Objective
Beginning at the line that contains "Give me a plain-text", reproduce every line to the end of the material without changing any of them.

Material provided
+ + + + + + +
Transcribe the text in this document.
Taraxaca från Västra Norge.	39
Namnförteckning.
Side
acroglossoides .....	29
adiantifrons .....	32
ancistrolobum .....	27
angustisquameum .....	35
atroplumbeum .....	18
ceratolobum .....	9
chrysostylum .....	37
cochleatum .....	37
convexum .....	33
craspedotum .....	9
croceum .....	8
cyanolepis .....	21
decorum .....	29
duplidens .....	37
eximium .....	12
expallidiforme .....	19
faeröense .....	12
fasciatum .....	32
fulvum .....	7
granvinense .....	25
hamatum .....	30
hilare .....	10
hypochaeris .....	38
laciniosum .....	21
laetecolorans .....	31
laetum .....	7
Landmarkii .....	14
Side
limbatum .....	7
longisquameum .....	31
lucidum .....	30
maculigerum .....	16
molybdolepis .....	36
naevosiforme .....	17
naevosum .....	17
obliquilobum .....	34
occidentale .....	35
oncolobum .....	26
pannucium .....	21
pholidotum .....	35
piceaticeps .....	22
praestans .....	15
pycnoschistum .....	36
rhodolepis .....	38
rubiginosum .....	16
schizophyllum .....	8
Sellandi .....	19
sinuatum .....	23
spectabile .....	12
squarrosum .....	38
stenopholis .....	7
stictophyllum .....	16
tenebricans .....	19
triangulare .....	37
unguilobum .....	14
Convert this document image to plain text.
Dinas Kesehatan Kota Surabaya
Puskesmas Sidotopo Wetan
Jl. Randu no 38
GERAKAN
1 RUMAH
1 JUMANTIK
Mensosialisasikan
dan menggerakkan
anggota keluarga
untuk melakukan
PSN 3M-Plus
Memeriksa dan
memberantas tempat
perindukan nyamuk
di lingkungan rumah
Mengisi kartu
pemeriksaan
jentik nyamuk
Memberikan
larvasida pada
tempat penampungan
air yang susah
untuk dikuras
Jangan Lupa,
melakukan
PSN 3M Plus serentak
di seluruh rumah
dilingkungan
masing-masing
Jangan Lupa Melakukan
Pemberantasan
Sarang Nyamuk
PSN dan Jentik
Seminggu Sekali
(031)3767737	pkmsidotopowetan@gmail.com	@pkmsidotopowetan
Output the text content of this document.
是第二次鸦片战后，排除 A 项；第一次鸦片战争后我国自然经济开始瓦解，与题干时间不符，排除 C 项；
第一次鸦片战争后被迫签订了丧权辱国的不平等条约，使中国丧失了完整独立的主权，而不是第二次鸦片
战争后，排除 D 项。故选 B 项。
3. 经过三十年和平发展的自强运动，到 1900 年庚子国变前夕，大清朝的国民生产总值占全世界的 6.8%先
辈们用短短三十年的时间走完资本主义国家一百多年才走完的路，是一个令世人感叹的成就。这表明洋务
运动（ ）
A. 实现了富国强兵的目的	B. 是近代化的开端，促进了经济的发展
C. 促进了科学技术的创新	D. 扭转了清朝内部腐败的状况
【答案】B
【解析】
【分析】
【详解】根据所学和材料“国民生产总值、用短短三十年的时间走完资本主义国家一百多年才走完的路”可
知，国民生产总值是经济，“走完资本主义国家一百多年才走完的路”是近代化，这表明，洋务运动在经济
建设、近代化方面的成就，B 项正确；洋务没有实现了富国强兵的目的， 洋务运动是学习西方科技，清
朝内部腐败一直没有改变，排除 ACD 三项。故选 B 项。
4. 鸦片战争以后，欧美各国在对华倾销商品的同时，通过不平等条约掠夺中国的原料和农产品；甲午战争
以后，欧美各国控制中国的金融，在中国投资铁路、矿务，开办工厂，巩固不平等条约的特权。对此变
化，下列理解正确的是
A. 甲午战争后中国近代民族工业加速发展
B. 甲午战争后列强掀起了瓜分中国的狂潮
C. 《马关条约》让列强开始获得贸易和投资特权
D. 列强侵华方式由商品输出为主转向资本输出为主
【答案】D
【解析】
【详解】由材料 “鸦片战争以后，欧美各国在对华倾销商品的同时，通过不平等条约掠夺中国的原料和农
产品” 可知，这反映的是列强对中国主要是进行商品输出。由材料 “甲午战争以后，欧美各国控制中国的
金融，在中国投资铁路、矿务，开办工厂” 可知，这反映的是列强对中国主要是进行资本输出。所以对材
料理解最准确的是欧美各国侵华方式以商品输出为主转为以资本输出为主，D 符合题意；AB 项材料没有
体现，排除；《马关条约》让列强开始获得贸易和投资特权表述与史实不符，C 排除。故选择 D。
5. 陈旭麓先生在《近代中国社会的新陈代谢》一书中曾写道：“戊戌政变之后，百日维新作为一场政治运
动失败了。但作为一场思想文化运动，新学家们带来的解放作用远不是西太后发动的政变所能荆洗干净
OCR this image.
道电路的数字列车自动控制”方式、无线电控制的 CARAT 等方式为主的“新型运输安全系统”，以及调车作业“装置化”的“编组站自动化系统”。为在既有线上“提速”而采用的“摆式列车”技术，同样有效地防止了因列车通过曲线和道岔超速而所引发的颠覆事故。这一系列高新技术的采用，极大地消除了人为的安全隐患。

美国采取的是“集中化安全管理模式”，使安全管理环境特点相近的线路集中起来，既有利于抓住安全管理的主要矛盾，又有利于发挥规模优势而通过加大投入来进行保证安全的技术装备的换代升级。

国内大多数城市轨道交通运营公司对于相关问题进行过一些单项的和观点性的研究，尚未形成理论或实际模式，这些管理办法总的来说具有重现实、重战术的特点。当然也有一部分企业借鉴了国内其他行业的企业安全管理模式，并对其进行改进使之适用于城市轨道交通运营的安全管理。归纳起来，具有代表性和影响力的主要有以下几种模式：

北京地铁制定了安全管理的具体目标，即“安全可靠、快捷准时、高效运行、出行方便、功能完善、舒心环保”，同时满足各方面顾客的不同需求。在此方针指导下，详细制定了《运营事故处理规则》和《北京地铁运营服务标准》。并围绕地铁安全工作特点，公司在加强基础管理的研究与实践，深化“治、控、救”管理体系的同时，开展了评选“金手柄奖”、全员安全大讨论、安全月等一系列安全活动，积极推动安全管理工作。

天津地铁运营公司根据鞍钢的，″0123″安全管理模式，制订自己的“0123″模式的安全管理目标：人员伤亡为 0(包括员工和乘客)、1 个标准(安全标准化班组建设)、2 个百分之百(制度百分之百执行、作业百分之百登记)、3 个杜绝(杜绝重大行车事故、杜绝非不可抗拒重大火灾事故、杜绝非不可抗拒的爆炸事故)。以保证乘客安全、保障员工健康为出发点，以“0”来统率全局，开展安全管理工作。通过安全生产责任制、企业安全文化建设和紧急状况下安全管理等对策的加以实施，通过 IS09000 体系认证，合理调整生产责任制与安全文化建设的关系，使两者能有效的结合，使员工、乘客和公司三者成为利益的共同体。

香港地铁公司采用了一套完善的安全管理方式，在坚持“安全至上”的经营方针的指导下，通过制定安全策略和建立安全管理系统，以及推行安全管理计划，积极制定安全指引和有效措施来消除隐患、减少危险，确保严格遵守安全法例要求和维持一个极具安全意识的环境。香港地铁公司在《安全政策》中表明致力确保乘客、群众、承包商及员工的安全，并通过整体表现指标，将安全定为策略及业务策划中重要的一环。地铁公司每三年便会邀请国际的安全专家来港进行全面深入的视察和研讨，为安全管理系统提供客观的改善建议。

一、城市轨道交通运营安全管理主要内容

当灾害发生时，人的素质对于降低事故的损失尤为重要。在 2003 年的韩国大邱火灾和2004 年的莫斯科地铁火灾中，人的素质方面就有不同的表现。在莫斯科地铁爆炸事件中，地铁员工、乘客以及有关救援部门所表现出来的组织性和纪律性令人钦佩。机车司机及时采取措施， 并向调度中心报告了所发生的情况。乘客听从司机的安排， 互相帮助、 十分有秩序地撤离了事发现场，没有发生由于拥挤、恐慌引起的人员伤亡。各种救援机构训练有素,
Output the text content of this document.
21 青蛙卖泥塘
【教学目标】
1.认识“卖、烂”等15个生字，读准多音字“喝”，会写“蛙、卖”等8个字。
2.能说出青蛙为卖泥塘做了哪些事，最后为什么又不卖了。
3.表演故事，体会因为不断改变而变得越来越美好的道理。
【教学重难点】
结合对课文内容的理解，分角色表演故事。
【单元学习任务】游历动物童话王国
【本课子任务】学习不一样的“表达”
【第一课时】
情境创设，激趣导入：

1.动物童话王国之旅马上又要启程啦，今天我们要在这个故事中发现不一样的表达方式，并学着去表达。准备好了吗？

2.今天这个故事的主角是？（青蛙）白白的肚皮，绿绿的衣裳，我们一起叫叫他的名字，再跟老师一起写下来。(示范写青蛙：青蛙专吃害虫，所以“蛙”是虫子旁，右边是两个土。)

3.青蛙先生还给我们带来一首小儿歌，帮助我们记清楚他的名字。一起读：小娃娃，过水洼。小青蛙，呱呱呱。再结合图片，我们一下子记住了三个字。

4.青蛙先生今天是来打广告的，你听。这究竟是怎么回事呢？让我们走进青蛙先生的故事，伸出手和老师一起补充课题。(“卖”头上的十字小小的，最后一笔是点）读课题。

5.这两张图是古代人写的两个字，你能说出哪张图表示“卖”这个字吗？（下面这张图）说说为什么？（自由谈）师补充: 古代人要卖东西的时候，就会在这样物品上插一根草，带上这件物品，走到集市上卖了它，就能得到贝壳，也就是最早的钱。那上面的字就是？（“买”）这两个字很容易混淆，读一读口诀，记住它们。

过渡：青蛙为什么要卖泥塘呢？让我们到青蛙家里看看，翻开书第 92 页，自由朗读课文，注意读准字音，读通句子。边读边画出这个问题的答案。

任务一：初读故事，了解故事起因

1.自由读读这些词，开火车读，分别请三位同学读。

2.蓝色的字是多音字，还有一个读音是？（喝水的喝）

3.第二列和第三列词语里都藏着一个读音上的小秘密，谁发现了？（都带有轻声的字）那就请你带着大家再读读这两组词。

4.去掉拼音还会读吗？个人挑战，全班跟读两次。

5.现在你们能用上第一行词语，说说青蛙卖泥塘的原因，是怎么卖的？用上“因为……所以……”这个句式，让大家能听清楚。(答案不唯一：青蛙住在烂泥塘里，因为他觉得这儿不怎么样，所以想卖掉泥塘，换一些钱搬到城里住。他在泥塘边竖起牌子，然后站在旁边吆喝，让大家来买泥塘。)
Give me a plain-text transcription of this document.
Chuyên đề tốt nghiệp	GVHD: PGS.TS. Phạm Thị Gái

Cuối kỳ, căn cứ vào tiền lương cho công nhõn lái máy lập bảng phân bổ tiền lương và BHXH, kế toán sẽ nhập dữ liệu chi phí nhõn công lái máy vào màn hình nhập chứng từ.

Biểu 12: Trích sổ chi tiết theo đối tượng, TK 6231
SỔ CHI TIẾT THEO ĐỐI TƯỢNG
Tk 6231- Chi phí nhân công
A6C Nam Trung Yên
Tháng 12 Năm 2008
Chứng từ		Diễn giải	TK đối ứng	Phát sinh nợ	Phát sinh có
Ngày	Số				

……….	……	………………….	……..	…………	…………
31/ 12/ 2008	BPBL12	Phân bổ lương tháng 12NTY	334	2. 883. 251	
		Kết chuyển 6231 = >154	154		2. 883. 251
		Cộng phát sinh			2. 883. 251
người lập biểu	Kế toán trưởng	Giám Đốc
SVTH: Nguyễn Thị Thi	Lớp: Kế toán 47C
+ + + + + + +
Worked answer
Give me a plain-text transcription of this document.
Chuyên đề tốt nghiệp	GVHD: PGS.TS. Phạm Thị Gái

Cuối kỳ, căn cứ vào tiền lương cho công nhõn lái máy lập bảng phân bổ tiền lương và BHXH, kế toán sẽ nhập dữ liệu chi phí nhõn công lái máy vào màn hình nhập chứng từ.

Biểu 12: Trích sổ chi tiết theo đối tượng, TK 6231
SỔ CHI TIẾT THEO ĐỐI TƯỢNG
Tk 6231- Chi phí nhân công
A6C Nam Trung Yên
Tháng 12 Năm 2008
Chứng từ		Diễn giải	TK đối ứng	Phát sinh nợ	Phát sinh có
Ngày	Số				

……….	……	………………….	……..	…………	…………
31/ 12/ 2008	BPBL12	Phân bổ lương tháng 12NTY	334	2. 883. 251	
		Kết chuyển 6231 = >154	154		2. 883. 251
		Cộng phát sinh			2. 883. 251
người lập biểu	Kế toán trưởng	Giám Đốc
SVTH: Nguyễn Thị Thi	Lớp: Kế toán 47C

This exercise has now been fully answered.